(Problem to work on): Give as output the line that contains "Transcribe this image's", followed by every remaining line of the entries, unchanged and with nothing added.
________________
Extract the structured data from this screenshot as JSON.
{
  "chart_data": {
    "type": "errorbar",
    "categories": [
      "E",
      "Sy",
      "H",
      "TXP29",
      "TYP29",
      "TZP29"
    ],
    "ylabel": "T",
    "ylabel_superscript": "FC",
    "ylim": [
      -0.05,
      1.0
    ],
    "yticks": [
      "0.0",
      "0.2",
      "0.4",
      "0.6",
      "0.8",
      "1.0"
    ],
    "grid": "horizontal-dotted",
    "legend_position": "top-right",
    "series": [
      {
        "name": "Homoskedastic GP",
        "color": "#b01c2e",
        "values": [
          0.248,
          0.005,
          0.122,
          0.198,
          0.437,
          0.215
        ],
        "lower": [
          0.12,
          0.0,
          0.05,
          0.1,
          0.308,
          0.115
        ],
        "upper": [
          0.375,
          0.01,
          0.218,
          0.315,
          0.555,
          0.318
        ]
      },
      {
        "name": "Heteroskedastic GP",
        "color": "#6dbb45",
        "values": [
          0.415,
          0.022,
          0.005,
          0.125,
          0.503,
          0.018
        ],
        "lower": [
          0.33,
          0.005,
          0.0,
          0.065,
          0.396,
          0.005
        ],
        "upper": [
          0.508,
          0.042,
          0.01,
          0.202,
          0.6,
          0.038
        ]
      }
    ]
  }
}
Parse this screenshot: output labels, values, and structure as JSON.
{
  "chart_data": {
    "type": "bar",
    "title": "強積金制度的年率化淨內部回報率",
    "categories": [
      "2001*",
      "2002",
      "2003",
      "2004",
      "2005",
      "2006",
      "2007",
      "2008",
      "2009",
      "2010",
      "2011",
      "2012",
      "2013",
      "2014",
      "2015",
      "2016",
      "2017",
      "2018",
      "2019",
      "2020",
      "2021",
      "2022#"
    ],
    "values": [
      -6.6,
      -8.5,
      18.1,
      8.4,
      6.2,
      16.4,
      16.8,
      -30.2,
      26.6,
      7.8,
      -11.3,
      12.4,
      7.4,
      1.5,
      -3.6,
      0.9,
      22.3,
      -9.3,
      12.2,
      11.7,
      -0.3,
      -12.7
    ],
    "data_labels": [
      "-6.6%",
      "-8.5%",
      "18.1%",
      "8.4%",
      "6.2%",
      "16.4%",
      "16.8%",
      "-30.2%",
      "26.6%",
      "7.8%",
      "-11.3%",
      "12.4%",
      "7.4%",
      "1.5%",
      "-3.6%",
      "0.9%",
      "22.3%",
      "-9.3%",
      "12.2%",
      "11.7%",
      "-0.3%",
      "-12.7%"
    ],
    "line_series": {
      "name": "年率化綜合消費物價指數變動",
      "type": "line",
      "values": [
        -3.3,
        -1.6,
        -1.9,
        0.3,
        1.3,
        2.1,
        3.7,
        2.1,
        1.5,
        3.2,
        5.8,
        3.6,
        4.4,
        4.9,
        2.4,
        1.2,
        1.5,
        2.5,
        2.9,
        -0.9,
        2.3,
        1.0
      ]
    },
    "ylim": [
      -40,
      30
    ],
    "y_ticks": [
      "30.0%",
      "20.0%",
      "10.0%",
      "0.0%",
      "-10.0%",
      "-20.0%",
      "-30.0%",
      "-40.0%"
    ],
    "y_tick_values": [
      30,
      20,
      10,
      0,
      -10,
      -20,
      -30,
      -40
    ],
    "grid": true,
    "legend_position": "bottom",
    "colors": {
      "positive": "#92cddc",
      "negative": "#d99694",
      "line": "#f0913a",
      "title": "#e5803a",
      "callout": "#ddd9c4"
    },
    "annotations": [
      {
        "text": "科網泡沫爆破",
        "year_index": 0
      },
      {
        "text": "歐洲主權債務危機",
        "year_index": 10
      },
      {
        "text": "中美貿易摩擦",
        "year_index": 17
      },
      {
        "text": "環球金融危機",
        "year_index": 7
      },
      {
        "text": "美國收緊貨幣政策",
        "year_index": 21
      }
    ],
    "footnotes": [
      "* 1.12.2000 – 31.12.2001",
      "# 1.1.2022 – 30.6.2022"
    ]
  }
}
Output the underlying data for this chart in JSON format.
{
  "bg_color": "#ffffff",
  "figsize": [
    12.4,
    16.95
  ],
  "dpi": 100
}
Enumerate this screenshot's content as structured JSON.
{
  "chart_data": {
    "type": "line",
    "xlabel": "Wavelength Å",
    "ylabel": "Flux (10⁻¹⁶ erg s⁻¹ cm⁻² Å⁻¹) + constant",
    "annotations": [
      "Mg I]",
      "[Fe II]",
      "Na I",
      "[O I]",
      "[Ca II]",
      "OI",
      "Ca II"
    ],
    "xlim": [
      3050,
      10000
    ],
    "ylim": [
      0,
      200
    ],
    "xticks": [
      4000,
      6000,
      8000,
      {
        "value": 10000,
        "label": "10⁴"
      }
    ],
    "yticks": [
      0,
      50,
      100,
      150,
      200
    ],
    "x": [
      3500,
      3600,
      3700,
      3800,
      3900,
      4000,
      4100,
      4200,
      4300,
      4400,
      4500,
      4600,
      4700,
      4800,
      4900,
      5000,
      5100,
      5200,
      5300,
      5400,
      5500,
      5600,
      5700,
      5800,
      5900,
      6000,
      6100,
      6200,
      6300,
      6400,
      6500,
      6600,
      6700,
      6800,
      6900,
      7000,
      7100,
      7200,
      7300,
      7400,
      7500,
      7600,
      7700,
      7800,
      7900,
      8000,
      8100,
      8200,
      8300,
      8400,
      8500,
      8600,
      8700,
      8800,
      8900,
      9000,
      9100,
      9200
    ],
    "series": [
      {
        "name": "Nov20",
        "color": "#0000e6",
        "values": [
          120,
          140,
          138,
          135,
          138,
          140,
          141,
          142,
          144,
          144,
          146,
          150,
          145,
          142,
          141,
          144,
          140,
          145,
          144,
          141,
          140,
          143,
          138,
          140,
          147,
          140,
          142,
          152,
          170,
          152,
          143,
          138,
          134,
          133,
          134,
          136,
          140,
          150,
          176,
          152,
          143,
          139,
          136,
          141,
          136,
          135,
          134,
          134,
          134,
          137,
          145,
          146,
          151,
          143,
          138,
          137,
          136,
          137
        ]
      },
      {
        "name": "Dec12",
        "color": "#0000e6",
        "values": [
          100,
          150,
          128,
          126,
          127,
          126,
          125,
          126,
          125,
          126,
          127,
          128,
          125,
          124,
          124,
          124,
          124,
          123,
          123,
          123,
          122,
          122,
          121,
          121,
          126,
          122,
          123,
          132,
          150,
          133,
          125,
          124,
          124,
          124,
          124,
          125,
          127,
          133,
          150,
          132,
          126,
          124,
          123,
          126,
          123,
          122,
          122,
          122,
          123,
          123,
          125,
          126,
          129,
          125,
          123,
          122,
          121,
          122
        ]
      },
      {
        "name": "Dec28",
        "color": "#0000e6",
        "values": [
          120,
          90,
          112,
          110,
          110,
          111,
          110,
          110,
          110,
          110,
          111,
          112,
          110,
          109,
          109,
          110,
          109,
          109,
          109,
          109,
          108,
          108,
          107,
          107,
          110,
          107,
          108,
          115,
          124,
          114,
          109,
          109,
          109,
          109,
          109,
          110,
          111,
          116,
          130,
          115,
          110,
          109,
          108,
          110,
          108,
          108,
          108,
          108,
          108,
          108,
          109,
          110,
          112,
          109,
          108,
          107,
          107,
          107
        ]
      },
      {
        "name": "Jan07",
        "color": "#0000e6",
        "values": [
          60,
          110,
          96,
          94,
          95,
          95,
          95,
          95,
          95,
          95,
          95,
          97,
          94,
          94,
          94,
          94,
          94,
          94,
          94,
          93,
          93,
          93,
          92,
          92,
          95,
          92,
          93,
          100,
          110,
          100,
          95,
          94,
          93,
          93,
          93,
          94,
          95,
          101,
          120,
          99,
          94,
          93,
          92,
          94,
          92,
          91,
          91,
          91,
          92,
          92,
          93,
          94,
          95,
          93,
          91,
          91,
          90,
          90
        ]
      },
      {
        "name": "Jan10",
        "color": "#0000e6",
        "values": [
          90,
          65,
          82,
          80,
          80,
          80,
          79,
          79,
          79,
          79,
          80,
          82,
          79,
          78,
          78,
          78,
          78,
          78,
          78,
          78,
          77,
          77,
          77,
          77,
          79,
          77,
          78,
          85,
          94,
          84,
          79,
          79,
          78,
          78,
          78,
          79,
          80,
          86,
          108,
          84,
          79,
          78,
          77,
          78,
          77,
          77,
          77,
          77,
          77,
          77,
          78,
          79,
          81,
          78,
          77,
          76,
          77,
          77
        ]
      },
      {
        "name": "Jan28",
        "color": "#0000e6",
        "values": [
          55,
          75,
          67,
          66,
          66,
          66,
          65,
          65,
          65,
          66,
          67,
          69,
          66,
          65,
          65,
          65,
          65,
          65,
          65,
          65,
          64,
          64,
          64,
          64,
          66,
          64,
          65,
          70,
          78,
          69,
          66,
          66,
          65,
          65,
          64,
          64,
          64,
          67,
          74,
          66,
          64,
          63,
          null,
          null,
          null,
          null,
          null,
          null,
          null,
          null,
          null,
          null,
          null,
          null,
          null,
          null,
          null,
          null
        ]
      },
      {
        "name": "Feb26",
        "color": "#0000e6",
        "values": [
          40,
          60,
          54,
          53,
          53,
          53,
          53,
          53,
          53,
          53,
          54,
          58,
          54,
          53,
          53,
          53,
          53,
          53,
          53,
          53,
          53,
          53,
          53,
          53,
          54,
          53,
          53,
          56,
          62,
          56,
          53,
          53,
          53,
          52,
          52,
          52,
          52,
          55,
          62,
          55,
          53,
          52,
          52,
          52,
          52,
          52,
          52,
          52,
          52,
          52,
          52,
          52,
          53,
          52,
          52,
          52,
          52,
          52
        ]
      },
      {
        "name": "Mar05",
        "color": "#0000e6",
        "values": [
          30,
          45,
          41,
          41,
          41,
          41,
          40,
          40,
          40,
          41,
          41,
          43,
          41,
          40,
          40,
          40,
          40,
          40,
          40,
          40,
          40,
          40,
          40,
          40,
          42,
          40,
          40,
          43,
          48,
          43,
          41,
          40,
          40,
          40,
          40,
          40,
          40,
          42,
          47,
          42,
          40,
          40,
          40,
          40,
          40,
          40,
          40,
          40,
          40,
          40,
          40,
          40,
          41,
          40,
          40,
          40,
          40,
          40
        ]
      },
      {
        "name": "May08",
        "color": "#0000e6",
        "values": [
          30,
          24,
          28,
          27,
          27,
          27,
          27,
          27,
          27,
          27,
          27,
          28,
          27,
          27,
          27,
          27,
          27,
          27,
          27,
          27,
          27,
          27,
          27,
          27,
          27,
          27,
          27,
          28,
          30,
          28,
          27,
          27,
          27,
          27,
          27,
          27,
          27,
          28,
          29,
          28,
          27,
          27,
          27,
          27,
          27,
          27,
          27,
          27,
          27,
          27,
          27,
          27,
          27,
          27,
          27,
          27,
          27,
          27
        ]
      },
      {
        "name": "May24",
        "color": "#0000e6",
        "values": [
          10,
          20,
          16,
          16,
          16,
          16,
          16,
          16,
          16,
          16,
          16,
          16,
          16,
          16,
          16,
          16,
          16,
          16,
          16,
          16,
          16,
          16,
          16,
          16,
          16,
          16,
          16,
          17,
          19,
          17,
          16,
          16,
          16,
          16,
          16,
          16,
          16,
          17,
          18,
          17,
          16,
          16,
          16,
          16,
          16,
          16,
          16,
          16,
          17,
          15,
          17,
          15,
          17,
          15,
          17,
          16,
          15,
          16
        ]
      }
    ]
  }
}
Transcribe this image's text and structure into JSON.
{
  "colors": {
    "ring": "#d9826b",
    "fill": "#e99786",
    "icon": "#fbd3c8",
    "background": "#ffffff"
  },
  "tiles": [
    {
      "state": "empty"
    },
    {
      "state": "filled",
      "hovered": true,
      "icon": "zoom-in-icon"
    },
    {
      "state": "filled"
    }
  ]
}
________________
(Response):
Transcribe this image's text and structure into JSON.
{
  "colors": {
    "ring": "#d9826b",
    "fill": "#e99786",
    "icon": "#fbd3c8",
    "background": "#ffffff"
  },
  "tiles": [
    {
      "state": "empty"
    },
    {
      "state": "filled",
      "hovered": true,
      "icon": "zoom-in-icon"
    },
    {
      "state": "filled"
    }
  ]
}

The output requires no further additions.